(begin)
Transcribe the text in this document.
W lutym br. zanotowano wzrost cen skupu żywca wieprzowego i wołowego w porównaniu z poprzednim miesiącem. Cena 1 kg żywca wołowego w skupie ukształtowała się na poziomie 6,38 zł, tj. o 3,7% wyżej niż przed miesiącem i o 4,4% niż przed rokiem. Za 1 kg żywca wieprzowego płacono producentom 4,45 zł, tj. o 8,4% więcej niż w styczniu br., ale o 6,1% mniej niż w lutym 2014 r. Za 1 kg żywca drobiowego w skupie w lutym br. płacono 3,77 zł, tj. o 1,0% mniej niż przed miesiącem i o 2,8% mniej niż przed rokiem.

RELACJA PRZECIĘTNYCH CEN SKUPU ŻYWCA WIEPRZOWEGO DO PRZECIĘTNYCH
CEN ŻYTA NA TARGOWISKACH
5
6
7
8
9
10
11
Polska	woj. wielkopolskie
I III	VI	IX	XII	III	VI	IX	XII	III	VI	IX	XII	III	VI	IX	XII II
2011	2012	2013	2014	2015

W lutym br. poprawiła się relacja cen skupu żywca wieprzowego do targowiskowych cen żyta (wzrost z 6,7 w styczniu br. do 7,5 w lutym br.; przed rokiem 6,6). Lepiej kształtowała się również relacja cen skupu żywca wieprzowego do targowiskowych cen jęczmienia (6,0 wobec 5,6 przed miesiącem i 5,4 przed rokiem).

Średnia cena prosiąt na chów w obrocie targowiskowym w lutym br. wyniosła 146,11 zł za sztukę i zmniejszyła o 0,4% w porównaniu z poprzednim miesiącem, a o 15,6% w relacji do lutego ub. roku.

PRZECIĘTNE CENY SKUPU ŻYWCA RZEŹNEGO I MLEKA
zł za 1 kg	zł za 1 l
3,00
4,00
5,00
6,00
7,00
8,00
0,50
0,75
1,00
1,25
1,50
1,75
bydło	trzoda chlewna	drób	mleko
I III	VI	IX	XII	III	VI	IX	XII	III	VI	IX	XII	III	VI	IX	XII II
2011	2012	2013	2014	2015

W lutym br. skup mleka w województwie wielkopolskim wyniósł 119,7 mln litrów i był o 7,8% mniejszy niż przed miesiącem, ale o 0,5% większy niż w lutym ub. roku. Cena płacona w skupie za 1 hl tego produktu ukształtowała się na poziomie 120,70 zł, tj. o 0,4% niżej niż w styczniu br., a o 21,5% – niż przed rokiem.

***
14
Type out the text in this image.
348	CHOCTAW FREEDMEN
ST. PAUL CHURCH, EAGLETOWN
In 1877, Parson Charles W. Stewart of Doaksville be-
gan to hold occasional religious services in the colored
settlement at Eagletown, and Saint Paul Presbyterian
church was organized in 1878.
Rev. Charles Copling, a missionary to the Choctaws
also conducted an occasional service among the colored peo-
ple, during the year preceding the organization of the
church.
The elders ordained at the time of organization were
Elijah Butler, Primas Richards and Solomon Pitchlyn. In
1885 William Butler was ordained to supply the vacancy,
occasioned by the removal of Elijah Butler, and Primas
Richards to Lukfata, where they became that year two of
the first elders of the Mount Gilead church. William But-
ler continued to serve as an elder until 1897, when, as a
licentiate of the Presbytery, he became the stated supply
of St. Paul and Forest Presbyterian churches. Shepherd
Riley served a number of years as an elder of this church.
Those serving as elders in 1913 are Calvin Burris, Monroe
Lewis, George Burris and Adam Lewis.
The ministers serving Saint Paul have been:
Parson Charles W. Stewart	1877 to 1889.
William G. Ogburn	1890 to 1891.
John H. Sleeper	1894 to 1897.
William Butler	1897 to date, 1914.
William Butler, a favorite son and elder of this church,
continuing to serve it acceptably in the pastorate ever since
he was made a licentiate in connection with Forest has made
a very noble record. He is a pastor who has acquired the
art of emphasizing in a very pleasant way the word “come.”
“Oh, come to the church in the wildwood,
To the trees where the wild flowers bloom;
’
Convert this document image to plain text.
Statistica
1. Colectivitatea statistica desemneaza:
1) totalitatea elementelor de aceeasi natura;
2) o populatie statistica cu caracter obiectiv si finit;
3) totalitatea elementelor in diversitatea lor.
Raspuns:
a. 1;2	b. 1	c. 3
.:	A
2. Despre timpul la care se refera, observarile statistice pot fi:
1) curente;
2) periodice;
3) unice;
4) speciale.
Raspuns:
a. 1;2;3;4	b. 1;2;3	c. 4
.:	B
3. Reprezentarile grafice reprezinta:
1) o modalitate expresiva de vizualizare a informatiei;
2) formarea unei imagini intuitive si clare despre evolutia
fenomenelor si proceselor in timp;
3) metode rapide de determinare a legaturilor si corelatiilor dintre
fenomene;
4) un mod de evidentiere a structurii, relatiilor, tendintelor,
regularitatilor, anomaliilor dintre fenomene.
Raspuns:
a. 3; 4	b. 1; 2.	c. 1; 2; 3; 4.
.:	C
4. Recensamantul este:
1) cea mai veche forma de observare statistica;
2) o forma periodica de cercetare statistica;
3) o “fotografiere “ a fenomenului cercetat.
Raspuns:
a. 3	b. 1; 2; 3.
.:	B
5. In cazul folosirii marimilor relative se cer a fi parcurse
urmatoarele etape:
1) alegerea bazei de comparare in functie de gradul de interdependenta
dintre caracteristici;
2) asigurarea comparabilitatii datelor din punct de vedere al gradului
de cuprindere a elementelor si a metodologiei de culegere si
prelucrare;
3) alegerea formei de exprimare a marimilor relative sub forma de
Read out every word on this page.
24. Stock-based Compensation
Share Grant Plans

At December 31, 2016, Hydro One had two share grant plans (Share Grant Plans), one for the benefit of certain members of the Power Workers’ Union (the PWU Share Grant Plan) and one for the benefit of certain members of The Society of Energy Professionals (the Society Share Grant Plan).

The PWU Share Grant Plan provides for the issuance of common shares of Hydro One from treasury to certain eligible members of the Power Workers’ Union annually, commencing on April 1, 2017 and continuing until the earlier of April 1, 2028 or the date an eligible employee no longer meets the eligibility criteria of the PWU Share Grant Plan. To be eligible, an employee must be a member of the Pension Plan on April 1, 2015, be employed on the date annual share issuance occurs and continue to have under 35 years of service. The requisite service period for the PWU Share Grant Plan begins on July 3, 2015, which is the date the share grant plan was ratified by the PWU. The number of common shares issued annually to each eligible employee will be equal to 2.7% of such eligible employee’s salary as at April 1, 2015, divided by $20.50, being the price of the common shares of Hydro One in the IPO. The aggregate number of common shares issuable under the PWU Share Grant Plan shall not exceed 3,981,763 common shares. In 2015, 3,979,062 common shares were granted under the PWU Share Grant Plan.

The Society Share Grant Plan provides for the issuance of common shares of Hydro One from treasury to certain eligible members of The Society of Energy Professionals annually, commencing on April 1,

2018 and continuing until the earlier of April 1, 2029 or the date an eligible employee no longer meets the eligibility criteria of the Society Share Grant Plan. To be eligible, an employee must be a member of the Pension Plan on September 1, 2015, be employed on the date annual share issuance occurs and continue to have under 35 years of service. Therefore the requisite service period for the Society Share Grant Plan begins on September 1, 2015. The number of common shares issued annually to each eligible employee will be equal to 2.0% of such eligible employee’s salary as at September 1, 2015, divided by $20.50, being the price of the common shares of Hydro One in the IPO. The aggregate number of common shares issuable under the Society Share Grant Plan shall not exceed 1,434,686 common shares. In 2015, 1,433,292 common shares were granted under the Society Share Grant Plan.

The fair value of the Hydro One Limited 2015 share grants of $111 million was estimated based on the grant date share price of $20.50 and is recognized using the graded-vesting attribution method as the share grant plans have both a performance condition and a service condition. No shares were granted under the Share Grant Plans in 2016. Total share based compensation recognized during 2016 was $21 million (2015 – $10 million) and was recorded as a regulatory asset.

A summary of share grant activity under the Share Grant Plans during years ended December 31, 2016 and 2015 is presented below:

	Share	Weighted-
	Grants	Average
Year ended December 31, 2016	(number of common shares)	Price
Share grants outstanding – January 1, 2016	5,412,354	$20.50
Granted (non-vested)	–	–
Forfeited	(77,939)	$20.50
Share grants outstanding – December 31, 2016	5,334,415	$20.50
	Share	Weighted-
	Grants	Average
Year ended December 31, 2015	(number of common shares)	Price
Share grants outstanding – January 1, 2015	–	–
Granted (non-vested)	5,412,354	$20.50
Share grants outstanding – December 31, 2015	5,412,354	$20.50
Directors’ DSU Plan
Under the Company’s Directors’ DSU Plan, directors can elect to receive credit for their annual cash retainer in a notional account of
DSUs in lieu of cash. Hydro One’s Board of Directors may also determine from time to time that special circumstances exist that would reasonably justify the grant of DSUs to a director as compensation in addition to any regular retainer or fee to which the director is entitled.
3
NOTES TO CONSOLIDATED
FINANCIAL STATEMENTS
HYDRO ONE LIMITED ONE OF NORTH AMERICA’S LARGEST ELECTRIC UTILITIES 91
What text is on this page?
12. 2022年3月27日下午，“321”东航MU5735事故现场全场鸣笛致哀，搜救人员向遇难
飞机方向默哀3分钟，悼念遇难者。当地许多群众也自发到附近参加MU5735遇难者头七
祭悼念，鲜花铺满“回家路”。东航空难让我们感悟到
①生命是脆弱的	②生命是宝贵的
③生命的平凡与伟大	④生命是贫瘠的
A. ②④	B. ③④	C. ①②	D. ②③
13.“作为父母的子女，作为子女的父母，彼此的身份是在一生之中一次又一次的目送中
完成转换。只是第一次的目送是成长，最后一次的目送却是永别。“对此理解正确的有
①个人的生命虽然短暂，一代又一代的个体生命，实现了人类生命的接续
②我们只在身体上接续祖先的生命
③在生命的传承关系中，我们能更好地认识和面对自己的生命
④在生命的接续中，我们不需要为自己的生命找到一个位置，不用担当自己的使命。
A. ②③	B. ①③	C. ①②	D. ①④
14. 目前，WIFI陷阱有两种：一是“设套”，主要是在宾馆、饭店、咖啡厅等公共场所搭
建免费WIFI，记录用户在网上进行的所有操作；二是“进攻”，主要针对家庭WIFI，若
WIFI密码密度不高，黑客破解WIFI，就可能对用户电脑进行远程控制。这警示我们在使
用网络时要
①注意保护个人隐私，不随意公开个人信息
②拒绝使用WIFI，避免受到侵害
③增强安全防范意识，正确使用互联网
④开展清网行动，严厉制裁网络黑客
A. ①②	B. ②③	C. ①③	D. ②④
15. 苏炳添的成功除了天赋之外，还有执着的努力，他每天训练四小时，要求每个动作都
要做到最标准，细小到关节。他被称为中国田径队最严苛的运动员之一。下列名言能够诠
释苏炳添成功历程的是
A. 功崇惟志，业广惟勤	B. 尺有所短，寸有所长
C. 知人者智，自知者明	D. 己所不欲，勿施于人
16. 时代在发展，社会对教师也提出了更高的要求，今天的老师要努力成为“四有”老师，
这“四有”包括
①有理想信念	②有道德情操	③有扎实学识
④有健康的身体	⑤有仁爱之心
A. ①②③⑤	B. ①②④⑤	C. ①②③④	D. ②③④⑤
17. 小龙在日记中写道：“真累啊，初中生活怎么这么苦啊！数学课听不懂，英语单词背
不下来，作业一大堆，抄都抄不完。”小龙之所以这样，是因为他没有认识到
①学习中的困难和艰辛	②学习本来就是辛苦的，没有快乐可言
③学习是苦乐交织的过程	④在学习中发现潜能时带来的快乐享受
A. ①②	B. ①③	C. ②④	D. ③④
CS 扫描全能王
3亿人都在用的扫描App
(end)
| Task statement |
Track down every line holding the string "became" and copy it.

| Correct response |
Richards to Lukfata, where they became that year two of
licentiate of the Presbytery, he became the stated supply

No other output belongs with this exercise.